--- What the task requires ---
Go through the listing and pick out each line with the word "content" in it.

--- Materials provided ---
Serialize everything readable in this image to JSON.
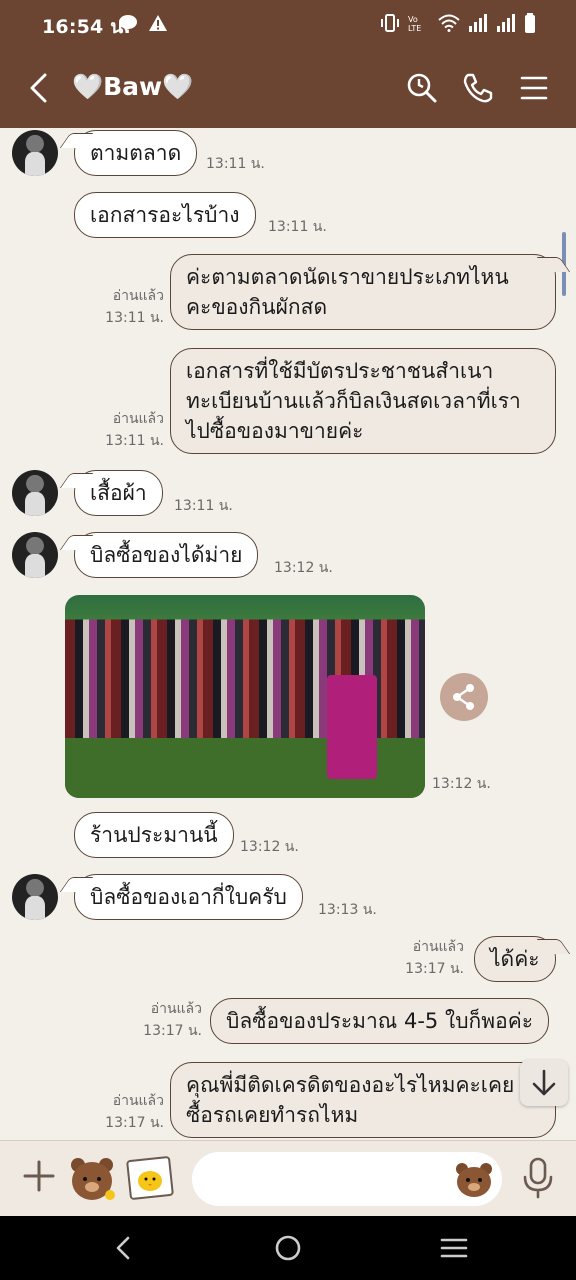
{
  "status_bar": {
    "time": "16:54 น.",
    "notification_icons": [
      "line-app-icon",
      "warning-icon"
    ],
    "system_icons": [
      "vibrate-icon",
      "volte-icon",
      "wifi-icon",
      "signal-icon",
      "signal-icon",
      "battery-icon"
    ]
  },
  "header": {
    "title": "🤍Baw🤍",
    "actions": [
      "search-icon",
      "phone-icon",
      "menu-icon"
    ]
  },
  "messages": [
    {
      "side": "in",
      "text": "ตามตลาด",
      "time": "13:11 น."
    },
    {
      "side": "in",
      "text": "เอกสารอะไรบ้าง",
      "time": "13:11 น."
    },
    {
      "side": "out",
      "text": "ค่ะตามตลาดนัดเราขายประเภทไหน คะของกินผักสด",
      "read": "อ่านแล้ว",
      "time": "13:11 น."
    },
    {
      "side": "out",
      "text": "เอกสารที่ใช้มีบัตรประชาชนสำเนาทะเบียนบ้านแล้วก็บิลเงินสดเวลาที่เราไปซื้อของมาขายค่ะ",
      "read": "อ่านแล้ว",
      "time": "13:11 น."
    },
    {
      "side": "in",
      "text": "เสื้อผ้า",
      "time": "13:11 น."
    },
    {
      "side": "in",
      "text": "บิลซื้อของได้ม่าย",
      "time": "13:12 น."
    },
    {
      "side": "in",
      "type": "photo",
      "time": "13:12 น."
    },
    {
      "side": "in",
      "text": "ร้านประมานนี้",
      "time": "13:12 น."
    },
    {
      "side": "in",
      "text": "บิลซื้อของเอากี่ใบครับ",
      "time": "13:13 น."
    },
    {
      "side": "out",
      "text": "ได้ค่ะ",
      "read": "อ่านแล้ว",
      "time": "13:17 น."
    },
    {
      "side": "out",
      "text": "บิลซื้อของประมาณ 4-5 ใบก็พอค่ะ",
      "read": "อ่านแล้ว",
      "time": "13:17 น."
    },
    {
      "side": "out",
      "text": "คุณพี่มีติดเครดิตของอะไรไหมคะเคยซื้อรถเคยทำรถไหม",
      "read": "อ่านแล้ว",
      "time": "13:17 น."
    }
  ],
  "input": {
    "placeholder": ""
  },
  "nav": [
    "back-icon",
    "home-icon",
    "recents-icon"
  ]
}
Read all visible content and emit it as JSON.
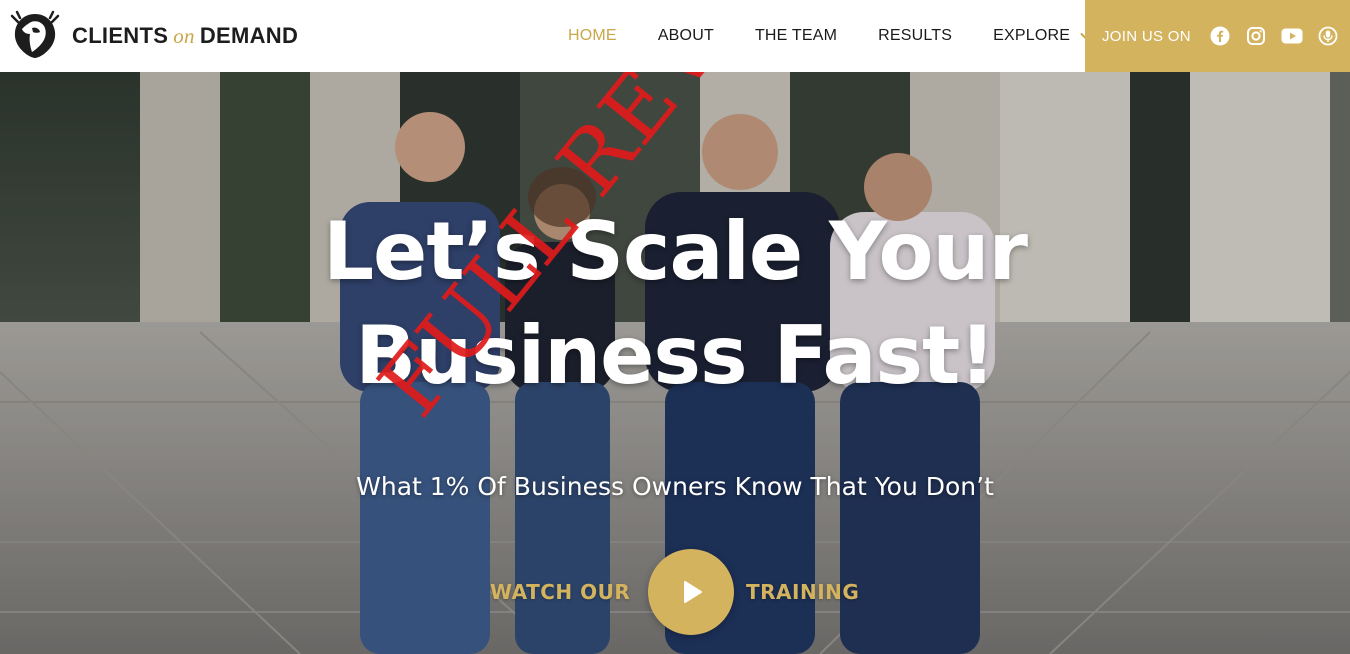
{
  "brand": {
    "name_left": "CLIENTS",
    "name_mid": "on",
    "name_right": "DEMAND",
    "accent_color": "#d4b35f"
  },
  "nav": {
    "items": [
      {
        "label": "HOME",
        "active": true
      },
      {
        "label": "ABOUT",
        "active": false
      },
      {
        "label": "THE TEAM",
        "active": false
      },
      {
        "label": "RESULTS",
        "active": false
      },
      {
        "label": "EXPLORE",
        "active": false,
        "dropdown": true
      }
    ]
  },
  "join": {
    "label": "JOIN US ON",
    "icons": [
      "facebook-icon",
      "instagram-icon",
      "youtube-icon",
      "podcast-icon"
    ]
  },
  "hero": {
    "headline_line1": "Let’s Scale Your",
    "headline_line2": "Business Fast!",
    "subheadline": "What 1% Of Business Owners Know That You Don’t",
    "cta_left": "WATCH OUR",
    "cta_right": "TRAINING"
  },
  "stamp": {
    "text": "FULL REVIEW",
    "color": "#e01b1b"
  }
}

...

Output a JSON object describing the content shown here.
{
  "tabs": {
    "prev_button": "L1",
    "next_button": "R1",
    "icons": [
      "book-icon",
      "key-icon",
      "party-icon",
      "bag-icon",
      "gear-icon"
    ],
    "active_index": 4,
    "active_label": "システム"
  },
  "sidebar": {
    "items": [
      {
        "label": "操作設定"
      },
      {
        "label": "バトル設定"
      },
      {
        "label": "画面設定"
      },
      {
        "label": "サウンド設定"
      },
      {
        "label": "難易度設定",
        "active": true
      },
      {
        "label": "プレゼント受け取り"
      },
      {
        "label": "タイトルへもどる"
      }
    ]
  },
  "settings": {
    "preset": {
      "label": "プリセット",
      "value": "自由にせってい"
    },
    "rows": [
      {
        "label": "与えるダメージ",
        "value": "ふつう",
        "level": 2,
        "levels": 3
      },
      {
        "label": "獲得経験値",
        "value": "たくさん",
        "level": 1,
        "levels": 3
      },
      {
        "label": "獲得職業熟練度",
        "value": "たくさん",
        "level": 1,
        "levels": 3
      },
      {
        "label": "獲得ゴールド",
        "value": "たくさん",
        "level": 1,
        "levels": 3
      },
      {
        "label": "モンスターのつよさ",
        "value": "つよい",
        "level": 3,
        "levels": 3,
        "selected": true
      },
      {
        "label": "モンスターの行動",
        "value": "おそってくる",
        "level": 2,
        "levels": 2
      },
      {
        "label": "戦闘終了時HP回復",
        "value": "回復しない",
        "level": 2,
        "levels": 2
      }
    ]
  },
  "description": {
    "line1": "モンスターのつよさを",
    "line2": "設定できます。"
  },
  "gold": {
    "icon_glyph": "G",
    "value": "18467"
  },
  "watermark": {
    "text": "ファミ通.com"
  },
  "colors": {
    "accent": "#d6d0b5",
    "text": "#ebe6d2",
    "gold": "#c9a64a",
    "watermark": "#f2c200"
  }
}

--- Result ---
Read all visible content and emit it as JSON.
Output a JSON object describing the content shown here.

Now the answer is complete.